Records
-- start --
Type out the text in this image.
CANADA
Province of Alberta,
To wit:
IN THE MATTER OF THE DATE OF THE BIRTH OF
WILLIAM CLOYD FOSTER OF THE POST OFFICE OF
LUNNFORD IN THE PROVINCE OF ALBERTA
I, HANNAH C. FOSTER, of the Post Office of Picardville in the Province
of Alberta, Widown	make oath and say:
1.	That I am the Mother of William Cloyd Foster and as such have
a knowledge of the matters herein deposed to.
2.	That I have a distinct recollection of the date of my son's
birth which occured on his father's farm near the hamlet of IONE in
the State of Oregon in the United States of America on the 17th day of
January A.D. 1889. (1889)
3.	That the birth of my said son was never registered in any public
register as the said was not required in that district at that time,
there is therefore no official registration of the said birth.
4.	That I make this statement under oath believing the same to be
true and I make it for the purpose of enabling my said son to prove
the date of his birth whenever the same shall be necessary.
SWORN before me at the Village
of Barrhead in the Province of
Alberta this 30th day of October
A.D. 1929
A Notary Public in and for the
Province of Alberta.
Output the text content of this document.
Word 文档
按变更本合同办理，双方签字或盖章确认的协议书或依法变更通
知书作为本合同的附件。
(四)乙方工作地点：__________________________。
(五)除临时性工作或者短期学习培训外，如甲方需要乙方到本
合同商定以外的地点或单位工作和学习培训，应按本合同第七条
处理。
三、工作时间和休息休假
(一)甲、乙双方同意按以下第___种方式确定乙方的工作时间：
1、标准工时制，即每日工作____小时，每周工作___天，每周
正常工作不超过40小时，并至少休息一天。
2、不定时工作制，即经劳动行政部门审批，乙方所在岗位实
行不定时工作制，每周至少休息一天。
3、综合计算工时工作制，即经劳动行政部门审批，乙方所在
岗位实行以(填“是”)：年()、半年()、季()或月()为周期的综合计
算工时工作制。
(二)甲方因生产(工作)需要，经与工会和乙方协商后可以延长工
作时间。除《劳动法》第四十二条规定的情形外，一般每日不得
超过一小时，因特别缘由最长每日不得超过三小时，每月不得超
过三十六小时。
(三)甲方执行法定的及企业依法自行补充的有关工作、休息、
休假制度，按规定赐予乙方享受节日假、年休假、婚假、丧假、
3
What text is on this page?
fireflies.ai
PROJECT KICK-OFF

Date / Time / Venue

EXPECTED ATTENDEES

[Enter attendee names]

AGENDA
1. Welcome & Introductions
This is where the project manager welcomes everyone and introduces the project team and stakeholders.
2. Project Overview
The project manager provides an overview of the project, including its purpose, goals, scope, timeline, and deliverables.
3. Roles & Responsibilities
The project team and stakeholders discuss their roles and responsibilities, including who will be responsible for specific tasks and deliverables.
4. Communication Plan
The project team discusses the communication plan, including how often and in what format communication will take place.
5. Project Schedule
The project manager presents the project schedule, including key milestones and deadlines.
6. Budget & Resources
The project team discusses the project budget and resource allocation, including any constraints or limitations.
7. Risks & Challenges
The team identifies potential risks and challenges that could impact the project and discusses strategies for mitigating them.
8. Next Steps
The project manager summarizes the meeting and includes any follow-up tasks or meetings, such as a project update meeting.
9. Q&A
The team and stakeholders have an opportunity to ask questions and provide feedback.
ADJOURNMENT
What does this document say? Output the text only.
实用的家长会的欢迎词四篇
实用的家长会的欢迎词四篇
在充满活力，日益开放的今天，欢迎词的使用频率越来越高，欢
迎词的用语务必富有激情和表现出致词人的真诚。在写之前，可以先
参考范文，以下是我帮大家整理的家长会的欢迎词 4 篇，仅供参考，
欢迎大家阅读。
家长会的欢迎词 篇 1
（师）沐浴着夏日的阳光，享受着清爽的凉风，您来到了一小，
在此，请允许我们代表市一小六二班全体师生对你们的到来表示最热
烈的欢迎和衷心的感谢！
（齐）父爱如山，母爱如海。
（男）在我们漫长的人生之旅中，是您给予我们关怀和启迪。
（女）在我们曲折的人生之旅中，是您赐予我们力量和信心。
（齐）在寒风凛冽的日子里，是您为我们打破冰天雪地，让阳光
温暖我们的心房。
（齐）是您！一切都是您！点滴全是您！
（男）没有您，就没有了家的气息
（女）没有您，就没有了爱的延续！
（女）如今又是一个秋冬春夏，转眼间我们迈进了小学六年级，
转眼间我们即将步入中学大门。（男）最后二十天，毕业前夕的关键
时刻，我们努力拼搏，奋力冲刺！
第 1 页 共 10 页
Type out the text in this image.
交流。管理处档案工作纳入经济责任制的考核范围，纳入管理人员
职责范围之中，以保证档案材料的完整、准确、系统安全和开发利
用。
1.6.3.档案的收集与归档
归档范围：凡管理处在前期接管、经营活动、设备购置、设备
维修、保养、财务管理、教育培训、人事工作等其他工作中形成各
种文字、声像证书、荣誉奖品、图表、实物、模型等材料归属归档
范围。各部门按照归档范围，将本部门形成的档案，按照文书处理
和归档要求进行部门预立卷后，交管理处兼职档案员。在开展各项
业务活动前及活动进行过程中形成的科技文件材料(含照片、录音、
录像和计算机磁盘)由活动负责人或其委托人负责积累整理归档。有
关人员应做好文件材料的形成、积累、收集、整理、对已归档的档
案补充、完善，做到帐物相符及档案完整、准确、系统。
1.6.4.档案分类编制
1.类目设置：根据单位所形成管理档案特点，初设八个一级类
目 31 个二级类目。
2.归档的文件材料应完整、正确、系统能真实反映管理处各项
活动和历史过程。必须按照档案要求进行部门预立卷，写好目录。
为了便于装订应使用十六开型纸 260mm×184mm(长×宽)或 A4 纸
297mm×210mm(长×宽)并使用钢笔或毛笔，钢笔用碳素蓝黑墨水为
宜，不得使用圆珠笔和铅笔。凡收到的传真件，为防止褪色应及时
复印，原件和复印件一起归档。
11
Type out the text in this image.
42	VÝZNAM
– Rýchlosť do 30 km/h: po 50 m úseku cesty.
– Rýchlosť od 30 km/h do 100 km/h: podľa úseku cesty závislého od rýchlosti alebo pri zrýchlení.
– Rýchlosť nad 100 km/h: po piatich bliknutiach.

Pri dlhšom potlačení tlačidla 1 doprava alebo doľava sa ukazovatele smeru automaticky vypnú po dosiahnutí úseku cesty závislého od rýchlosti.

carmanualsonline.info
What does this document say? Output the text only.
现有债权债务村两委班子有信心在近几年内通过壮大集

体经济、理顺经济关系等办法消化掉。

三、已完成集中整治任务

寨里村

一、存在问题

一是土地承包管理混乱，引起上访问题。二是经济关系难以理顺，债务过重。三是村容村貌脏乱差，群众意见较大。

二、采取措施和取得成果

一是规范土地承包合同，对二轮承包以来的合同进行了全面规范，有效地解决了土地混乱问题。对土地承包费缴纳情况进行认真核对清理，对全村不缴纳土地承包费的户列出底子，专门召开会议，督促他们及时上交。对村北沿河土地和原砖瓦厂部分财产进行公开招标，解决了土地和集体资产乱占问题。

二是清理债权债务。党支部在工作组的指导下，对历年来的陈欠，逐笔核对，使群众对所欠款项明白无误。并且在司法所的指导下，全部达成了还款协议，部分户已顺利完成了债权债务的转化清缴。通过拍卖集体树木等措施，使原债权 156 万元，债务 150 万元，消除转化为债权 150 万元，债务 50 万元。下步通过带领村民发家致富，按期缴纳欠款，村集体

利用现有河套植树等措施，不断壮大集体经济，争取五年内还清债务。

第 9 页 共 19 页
-- end --
◆ GIVEN PROBLEM: Output the entries verbatim.

◆ OUTPUT FOR THIS TASK:
Type out the text in this image.
CANADA
Province of Alberta,
To wit:
IN THE MATTER OF THE DATE OF THE BIRTH OF
WILLIAM CLOYD FOSTER OF THE POST OFFICE OF
LUNNFORD IN THE PROVINCE OF ALBERTA
I, HANNAH C. FOSTER, of the Post Office of Picardville in the Province
of Alberta, Widown	make oath and say:
1.	That I am the Mother of William Cloyd Foster and as such have
a knowledge of the matters herein deposed to.
2.	That I have a distinct recollection of the date of my son's
birth which occured on his father's farm near the hamlet of IONE in
the State of Oregon in the United States of America on the 17th day of
January A.D. 1889. (1889)
3.	That the birth of my said son was never registered in any public
register as the said was not required in that district at that time,
there is therefore no official registration of the said birth.
4.	That I make this statement under oath believing the same to be
true and I make it for the purpose of enabling my said son to prove
the date of his birth whenever the same shall be necessary.
SWORN before me at the Village
of Barrhead in the Province of
Alberta this 30th day of October
A.D. 1929
A Notary Public in and for the
Province of Alberta.
Output the text content of this document.
Word 文档
按变更本合同办理，双方签字或盖章确认的协议书或依法变更通
知书作为本合同的附件。
(四)乙方工作地点：__________________________。
(五)除临时性工作或者短期学习培训外，如甲方需要乙方到本
合同商定以外的地点或单位工作和学习培训，应按本合同第七条
处理。
三、工作时间和休息休假
(一)甲、乙双方同意按以下第___种方式确定乙方的工作时间：
1、标准工时制，即每日工作____小时，每周工作___天，每周
正常工作不超过40小时，并至少休息一天。
2、不定时工作制，即经劳动行政部门审批，乙方所在岗位实
行不定时工作制，每周至少休息一天。
3、综合计算工时工作制，即经劳动行政部门审批，乙方所在
岗位实行以(填“是”)：年()、半年()、季()或月()为周期的综合计
算工时工作制。
(二)甲方因生产(工作)需要，经与工会和乙方协商后可以延长工
作时间。除《劳动法》第四十二条规定的情形外，一般每日不得
超过一小时，因特别缘由最长每日不得超过三小时，每月不得超
过三十六小时。
(三)甲方执行法定的及企业依法自行补充的有关工作、休息、
休假制度，按规定赐予乙方享受节日假、年休假、婚假、丧假、
3
What text is on this page?
fireflies.ai
PROJECT KICK-OFF

Date / Time / Venue

EXPECTED ATTENDEES

[Enter attendee names]

AGENDA
1. Welcome & Introductions
This is where the project manager welcomes everyone and introduces the project team and stakeholders.
2. Project Overview
The project manager provides an overview of the project, including its purpose, goals, scope, timeline, and deliverables.
3. Roles & Responsibilities
The project team and stakeholders discuss their roles and responsibilities, including who will be responsible for specific tasks and deliverables.
4. Communication Plan
The project team discusses the communication plan, including how often and in what format communication will take place.
5. Project Schedule
The project manager presents the project schedule, including key milestones and deadlines.
6. Budget & Resources
The project team discusses the project budget and resource allocation, including any constraints or limitations.
7. Risks & Challenges
The team identifies potential risks and challenges that could impact the project and discusses strategies for mitigating them.
8. Next Steps
The project manager summarizes the meeting and includes any follow-up tasks or meetings, such as a project update meeting.
9. Q&A
The team and stakeholders have an opportunity to ask questions and provide feedback.
ADJOURNMENT
What does this document say? Output the text only.
实用的家长会的欢迎词四篇
实用的家长会的欢迎词四篇
在充满活力，日益开放的今天，欢迎词的使用频率越来越高，欢
迎词的用语务必富有激情和表现出致词人的真诚。在写之前，可以先
参考范文，以下是我帮大家整理的家长会的欢迎词 4 篇，仅供参考，
欢迎大家阅读。
家长会的欢迎词 篇 1
（师）沐浴着夏日的阳光，享受着清爽的凉风，您来到了一小，
在此，请允许我们代表市一小六二班全体师生对你们的到来表示最热
烈的欢迎和衷心的感谢！
（齐）父爱如山，母爱如海。
（男）在我们漫长的人生之旅中，是您给予我们关怀和启迪。
（女）在我们曲折的人生之旅中，是您赐予我们力量和信心。
（齐）在寒风凛冽的日子里，是您为我们打破冰天雪地，让阳光
温暖我们的心房。
（齐）是您！一切都是您！点滴全是您！
（男）没有您，就没有了家的气息
（女）没有您，就没有了爱的延续！
（女）如今又是一个秋冬春夏，转眼间我们迈进了小学六年级，
转眼间我们即将步入中学大门。（男）最后二十天，毕业前夕的关键
时刻，我们努力拼搏，奋力冲刺！
第 1 页 共 10 页
Type out the text in this image.
交流。管理处档案工作纳入经济责任制的考核范围，纳入管理人员
职责范围之中，以保证档案材料的完整、准确、系统安全和开发利
用。
1.6.3.档案的收集与归档
归档范围：凡管理处在前期接管、经营活动、设备购置、设备
维修、保养、财务管理、教育培训、人事工作等其他工作中形成各
种文字、声像证书、荣誉奖品、图表、实物、模型等材料归属归档
范围。各部门按照归档范围，将本部门形成的档案，按照文书处理
和归档要求进行部门预立卷后，交管理处兼职档案员。在开展各项
业务活动前及活动进行过程中形成的科技文件材料(含照片、录音、
录像和计算机磁盘)由活动负责人或其委托人负责积累整理归档。有
关人员应做好文件材料的形成、积累、收集、整理、对已归档的档
案补充、完善，做到帐物相符及档案完整、准确、系统。
1.6.4.档案分类编制
1.类目设置：根据单位所形成管理档案特点，初设八个一级类
目 31 个二级类目。
2.归档的文件材料应完整、正确、系统能真实反映管理处各项
活动和历史过程。必须按照档案要求进行部门预立卷，写好目录。
为了便于装订应使用十六开型纸 260mm×184mm(长×宽)或 A4 纸
297mm×210mm(长×宽)并使用钢笔或毛笔，钢笔用碳素蓝黑墨水为
宜，不得使用圆珠笔和铅笔。凡收到的传真件，为防止褪色应及时
复印，原件和复印件一起归档。
11
Type out the text in this image.
42	VÝZNAM
– Rýchlosť do 30 km/h: po 50 m úseku cesty.
– Rýchlosť od 30 km/h do 100 km/h: podľa úseku cesty závislého od rýchlosti alebo pri zrýchlení.
– Rýchlosť nad 100 km/h: po piatich bliknutiach.

Pri dlhšom potlačení tlačidla 1 doprava alebo doľava sa ukazovatele smeru automaticky vypnú po dosiahnutí úseku cesty závislého od rýchlosti.

carmanualsonline.info
What does this document say? Output the text only.
现有债权债务村两委班子有信心在近几年内通过壮大集

体经济、理顺经济关系等办法消化掉。

三、已完成集中整治任务

寨里村

一、存在问题

一是土地承包管理混乱，引起上访问题。二是经济关系难以理顺，债务过重。三是村容村貌脏乱差，群众意见较大。

二、采取措施和取得成果

一是规范土地承包合同，对二轮承包以来的合同进行了全面规范，有效地解决了土地混乱问题。对土地承包费缴纳情况进行认真核对清理，对全村不缴纳土地承包费的户列出底子，专门召开会议，督促他们及时上交。对村北沿河土地和原砖瓦厂部分财产进行公开招标，解决了土地和集体资产乱占问题。

二是清理债权债务。党支部在工作组的指导下，对历年来的陈欠，逐笔核对，使群众对所欠款项明白无误。并且在司法所的指导下，全部达成了还款协议，部分户已顺利完成了债权债务的转化清缴。通过拍卖集体树木等措施，使原债权 156 万元，债务 150 万元，消除转化为债权 150 万元，债务 50 万元。下步通过带领村民发家致富，按期缴纳欠款，村集体

利用现有河套植树等措施，不断壮大集体经济，争取五年内还清债务。

第 9 页 共 19 页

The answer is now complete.